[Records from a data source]
▽
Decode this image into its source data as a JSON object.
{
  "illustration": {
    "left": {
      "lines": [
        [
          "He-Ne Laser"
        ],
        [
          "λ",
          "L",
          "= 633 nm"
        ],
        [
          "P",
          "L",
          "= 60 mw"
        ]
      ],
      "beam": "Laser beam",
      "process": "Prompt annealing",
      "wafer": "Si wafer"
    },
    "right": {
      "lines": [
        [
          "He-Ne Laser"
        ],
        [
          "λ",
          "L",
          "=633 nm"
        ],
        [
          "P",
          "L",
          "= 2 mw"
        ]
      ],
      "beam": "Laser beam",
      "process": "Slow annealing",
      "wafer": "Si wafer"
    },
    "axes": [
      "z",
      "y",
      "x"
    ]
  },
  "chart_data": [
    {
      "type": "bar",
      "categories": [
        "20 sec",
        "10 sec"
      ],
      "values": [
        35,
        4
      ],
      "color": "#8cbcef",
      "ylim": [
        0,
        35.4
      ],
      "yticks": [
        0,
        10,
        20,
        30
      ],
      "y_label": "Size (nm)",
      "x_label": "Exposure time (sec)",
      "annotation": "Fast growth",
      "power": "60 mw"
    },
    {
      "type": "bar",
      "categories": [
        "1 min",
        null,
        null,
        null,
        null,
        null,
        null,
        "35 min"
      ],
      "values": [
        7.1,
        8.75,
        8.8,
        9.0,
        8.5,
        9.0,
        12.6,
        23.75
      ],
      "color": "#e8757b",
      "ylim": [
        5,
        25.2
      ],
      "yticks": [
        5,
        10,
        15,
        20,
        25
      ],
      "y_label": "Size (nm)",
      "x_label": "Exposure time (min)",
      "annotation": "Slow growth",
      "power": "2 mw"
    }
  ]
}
△
What needs to be done:
Repeat the data verbatim.

Solution below:
Decode this image into its source data as a JSON object.
{
  "illustration": {
    "left": {
      "lines": [
        [
          "He-Ne Laser"
        ],
        [
          "λ",
          "L",
          "= 633 nm"
        ],
        [
          "P",
          "L",
          "= 60 mw"
        ]
      ],
      "beam": "Laser beam",
      "process": "Prompt annealing",
      "wafer": "Si wafer"
    },
    "right": {
      "lines": [
        [
          "He-Ne Laser"
        ],
        [
          "λ",
          "L",
          "=633 nm"
        ],
        [
          "P",
          "L",
          "= 2 mw"
        ]
      ],
      "beam": "Laser beam",
      "process": "Slow annealing",
      "wafer": "Si wafer"
    },
    "axes": [
      "z",
      "y",
      "x"
    ]
  },
  "chart_data": [
    {
      "type": "bar",
      "categories": [
        "20 sec",
        "10 sec"
      ],
      "values": [
        35,
        4
      ],
      "color": "#8cbcef",
      "ylim": [
        0,
        35.4
      ],
      "yticks": [
        0,
        10,
        20,
        30
      ],
      "y_label": "Size (nm)",
      "x_label": "Exposure time (sec)",
      "annotation": "Fast growth",
      "power": "60 mw"
    },
    {
      "type": "bar",
      "categories": [
        "1 min",
        null,
        null,
        null,
        null,
        null,
        null,
        "35 min"
      ],
      "values": [
        7.1,
        8.75,
        8.8,
        9.0,
        8.5,
        9.0,
        12.6,
        23.75
      ],
      "color": "#e8757b",
      "ylim": [
        5,
        25.2
      ],
      "yticks": [
        5,
        10,
        15,
        20,
        25
      ],
      "y_label": "Size (nm)",
      "x_label": "Exposure time (min)",
      "annotation": "Slow growth",
      "power": "2 mw"
    }
  ]
}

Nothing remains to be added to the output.